→ Given instruction:
Which lines hold the word "online"? Copy each one.

(Dataset items)
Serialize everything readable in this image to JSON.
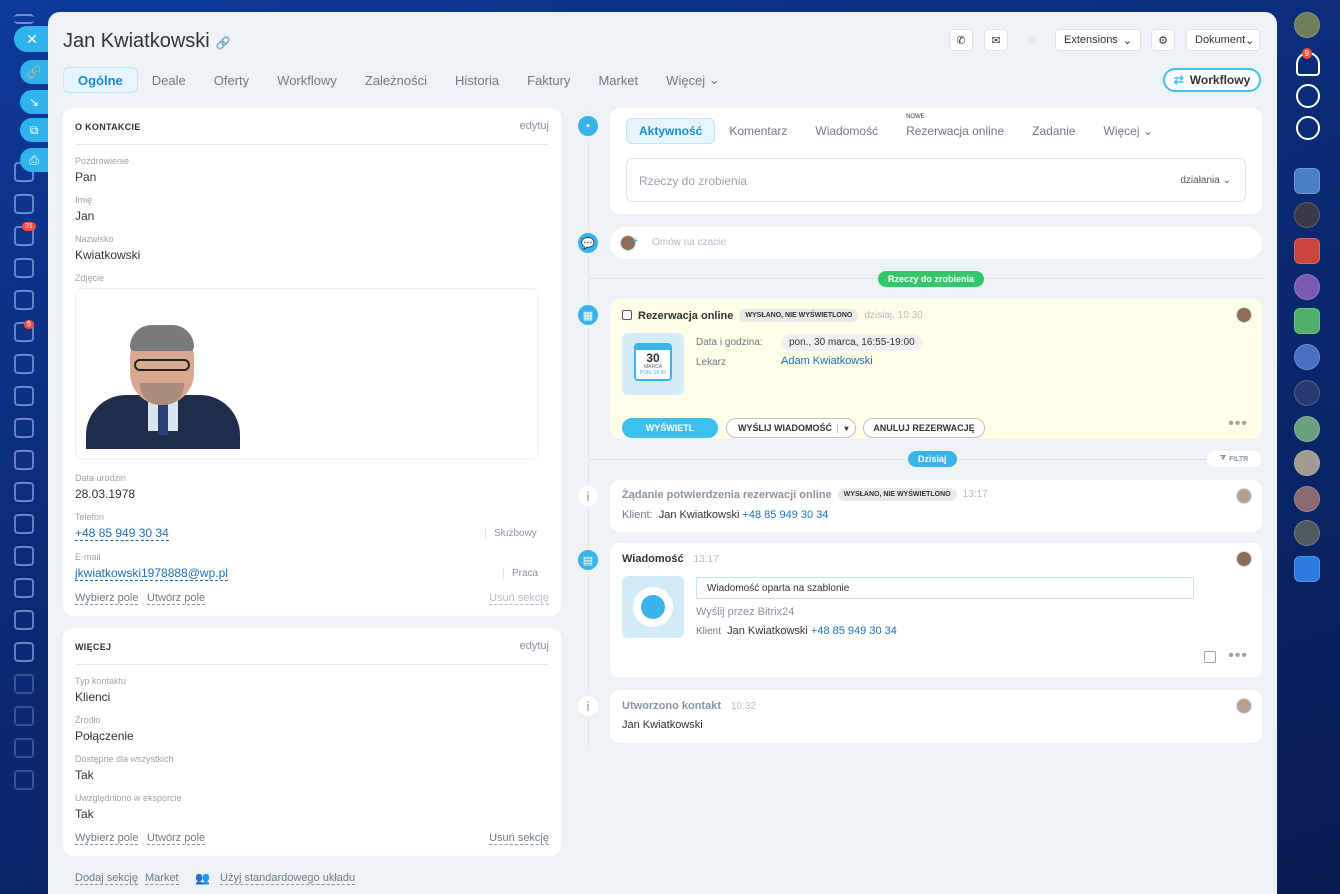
{
  "header": {
    "title": "Jan Kwiatkowski",
    "extensions_label": "Extensions",
    "dokument_label": "Dokument"
  },
  "tabs": [
    {
      "label": "Ogólne"
    },
    {
      "label": "Deale"
    },
    {
      "label": "Oferty"
    },
    {
      "label": "Workflowy"
    },
    {
      "label": "Zależności"
    },
    {
      "label": "Historia"
    },
    {
      "label": "Faktury"
    },
    {
      "label": "Market"
    },
    {
      "label": "Więcej"
    }
  ],
  "workflow_button": "Workflowy",
  "contact_section": {
    "title": "O KONTAKCIE",
    "edit": "edytuj",
    "fields": [
      {
        "label": "Pozdrowienie",
        "value": "Pan"
      },
      {
        "label": "Imię",
        "value": "Jan"
      },
      {
        "label": "Nazwisko",
        "value": "Kwiatkowski"
      },
      {
        "label": "Zdjęcie",
        "value": ""
      },
      {
        "label": "Data urodzin",
        "value": "28.03.1978"
      },
      {
        "label": "Telefon",
        "value": "+48 85 949 30 34",
        "type": "Służbowy"
      },
      {
        "label": "E-mail",
        "value": "jkwiatkowski1978888@wp.pl",
        "type": "Praca"
      }
    ],
    "choose_field": "Wybierz pole",
    "create_field": "Utwórz pole",
    "delete_section": "Usuń sekcję"
  },
  "more_section": {
    "title": "WIĘCEJ",
    "edit": "edytuj",
    "fields": [
      {
        "label": "Typ kontaktu",
        "value": "Klienci"
      },
      {
        "label": "Źródło",
        "value": "Połączenie"
      },
      {
        "label": "Dostępne dla wszystkich",
        "value": "Tak"
      },
      {
        "label": "Uwzględniono w eksporcie",
        "value": "Tak"
      }
    ],
    "choose_field": "Wybierz pole",
    "create_field": "Utwórz pole",
    "delete_section": "Usuń sekcję"
  },
  "footer_links": {
    "add_section": "Dodaj sekcję",
    "market": "Market",
    "standard_layout": "Użyj standardowego układu"
  },
  "activity": {
    "tabs": [
      "Aktywność",
      "Komentarz",
      "Wiadomość",
      "Rezerwacja online",
      "Zadanie",
      "Więcej"
    ],
    "new_badge": "NOWE",
    "todo_placeholder": "Rzeczy do zrobienia",
    "actions_label": "działania",
    "chat_placeholder": "Omów na czacie"
  },
  "todo_pill": "Rzeczy do zrobienia",
  "booking": {
    "title": "Rezerwacja online",
    "status": "WYSŁANO, NIE WYŚWIETLONO",
    "time": "dzisiaj, 10:30",
    "cal_day": "30",
    "cal_month": "MARCA",
    "cal_sub": "PON. 16:55",
    "date_label": "Data i godzina:",
    "date_value": "pon., 30 marca, 16:55-19:00",
    "doctor_label": "Lekarz",
    "doctor_value": "Adam Kwiatkowski",
    "btn_view": "WYŚWIETL",
    "btn_send": "WYŚLIJ WIADOMOŚĆ",
    "btn_cancel": "ANULUJ REZERWACJĘ"
  },
  "today_pill": "Dzisiaj",
  "filter_label": "FILTR",
  "confirm": {
    "title": "Żądanie potwierdzenia rezerwacji online",
    "status": "WYSŁANO, NIE WYŚWIETLONO",
    "time": "13:17",
    "client_label": "Klient:",
    "client_name": "Jan Kwiatkowski",
    "client_phone": "+48 85 949 30 34"
  },
  "message": {
    "title": "Wiadomość",
    "time": "13:17",
    "bubble": "Wiadomość oparta na szablonie",
    "sent_via": "Wyślij przez Bitrix24",
    "client_label": "Klient",
    "client_name": "Jan Kwiatkowski",
    "client_phone": "+48 85 949 30 34"
  },
  "created": {
    "title": "Utworzono kontakt",
    "time": "10:32",
    "name": "Jan Kwiatkowski"
  },
  "notifications_count": "9",
  "left_badge_1": "31",
  "left_badge_2": "5"
}
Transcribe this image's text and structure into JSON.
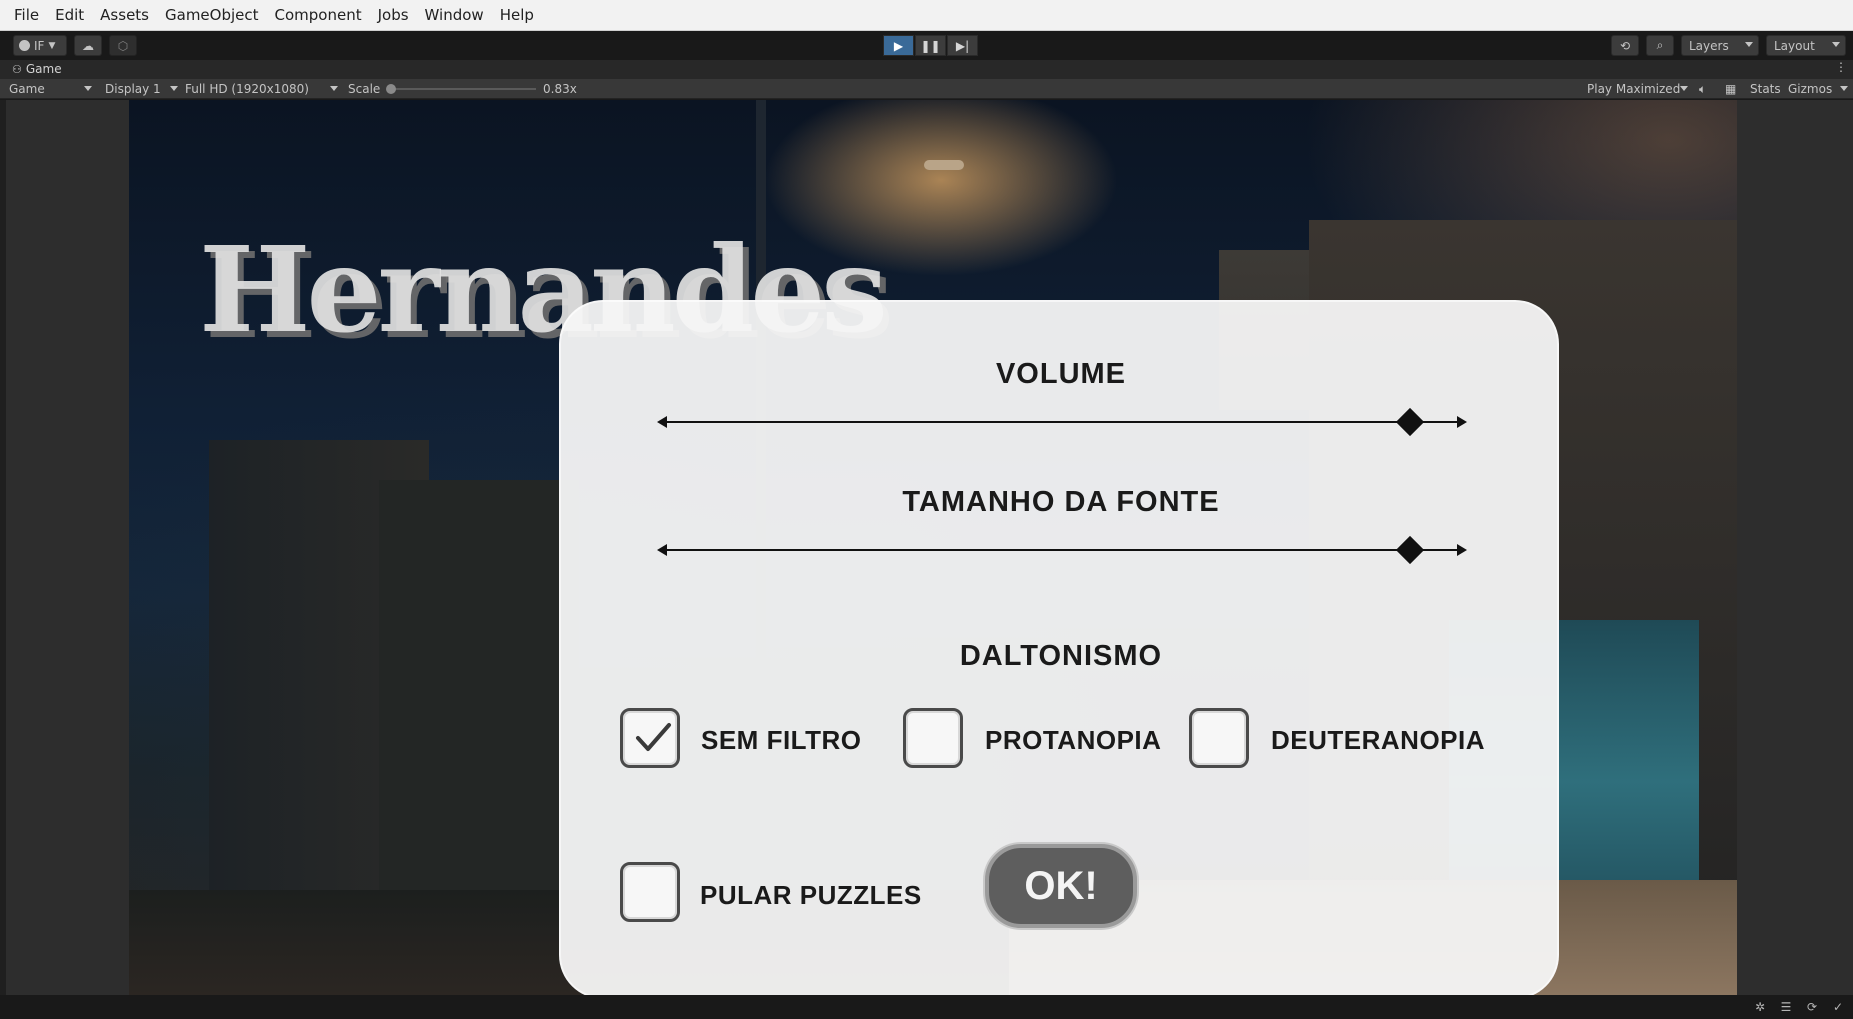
{
  "menubar": {
    "items": [
      "File",
      "Edit",
      "Assets",
      "GameObject",
      "Component",
      "Jobs",
      "Window",
      "Help"
    ]
  },
  "toolbar": {
    "account_label": "IF",
    "layers_label": "Layers",
    "layout_label": "Layout",
    "icons": {
      "account": "account-icon",
      "cloud": "cloud-icon",
      "collab": "collab-icon",
      "play": "play-icon",
      "pause": "pause-icon",
      "step": "step-icon",
      "history": "history-icon",
      "search": "search-icon"
    },
    "play_active_color": "#3a6a98"
  },
  "tab": {
    "label": "Game"
  },
  "game_toolbar": {
    "view_label": "Game",
    "display_label": "Display 1",
    "resolution_label": "Full HD (1920x1080)",
    "scale_label": "Scale",
    "scale_value": "0.83x",
    "play_mode_label": "Play Maximized",
    "stats_label": "Stats",
    "gizmos_label": "Gizmos"
  },
  "game": {
    "logo_text": "Hernandes",
    "settings": {
      "volume_title": "VOLUME",
      "volume_value": 0.94,
      "font_size_title": "TAMANHO DA FONTE",
      "font_size_value": 0.94,
      "colorblind_title": "DALTONISMO",
      "filters": [
        {
          "label": "SEM FILTRO",
          "checked": true
        },
        {
          "label": "PROTANOPIA",
          "checked": false
        },
        {
          "label": "DEUTERANOPIA",
          "checked": false
        }
      ],
      "skip_puzzles_label": "PULAR PUZZLES",
      "skip_puzzles_checked": false,
      "ok_label": "OK!"
    }
  }
}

→ Output:
      "Rezerwacja online",
    "title": "Rezerwacja online",
    "title": "Żądanie potwierdzenia rezerwacji online",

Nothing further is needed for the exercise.